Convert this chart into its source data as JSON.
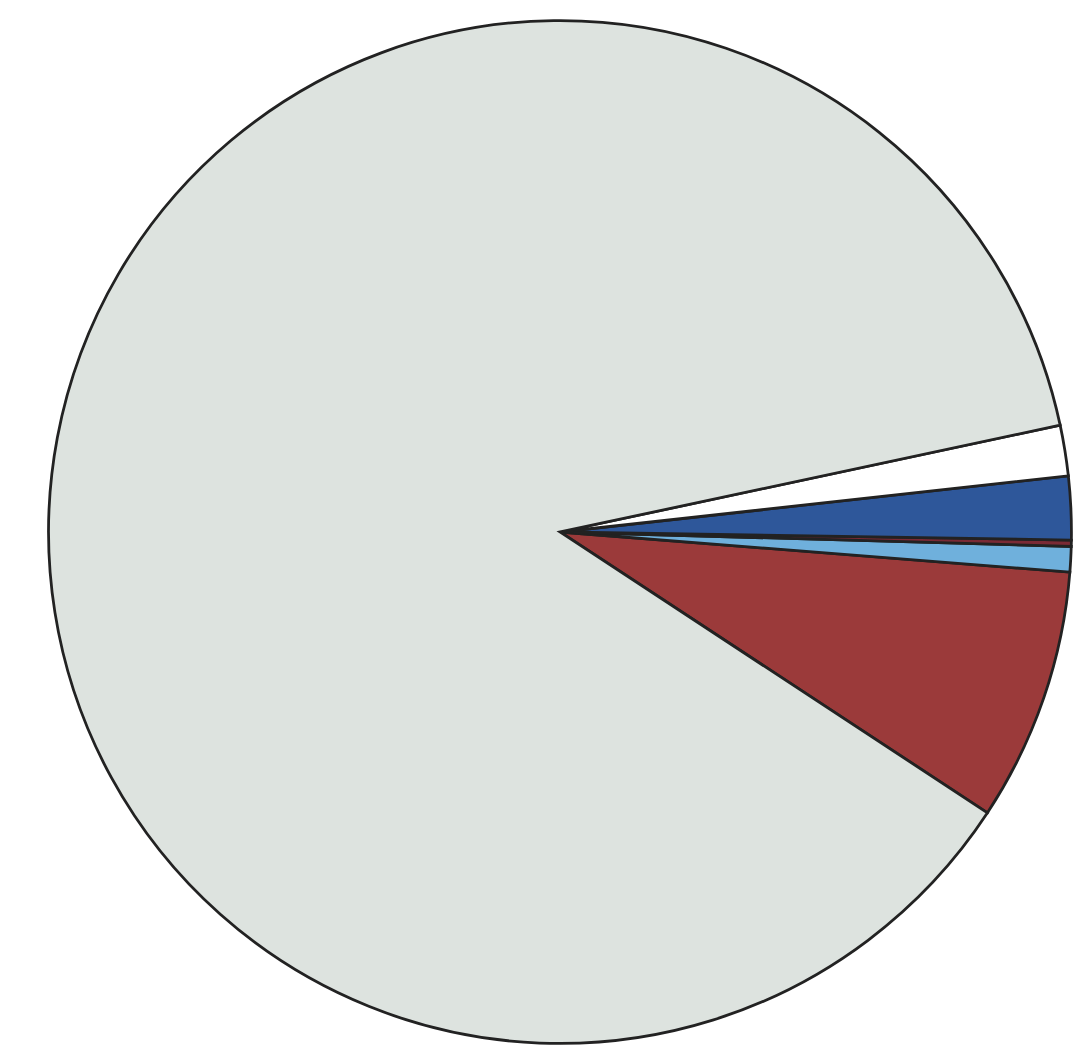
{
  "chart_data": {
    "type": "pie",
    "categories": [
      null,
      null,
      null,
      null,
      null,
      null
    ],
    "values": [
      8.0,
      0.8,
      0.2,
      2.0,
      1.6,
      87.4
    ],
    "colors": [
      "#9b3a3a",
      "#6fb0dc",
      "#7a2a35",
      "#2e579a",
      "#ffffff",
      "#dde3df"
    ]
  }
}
────────────────────────────────────────
- WHAT YOU NEED TO DO: Reproduce the full listing faithfully, but do not carry over any pictures.

- SOLUTION:
Convert this chart into its source data as JSON.
{
  "chart_data": {
    "type": "pie",
    "categories": [
      null,
      null,
      null,
      null,
      null,
      null
    ],
    "values": [
      8.0,
      0.8,
      0.2,
      2.0,
      1.6,
      87.4
    ],
    "colors": [
      "#9b3a3a",
      "#6fb0dc",
      "#7a2a35",
      "#2e579a",
      "#ffffff",
      "#dde3df"
    ]
  }
}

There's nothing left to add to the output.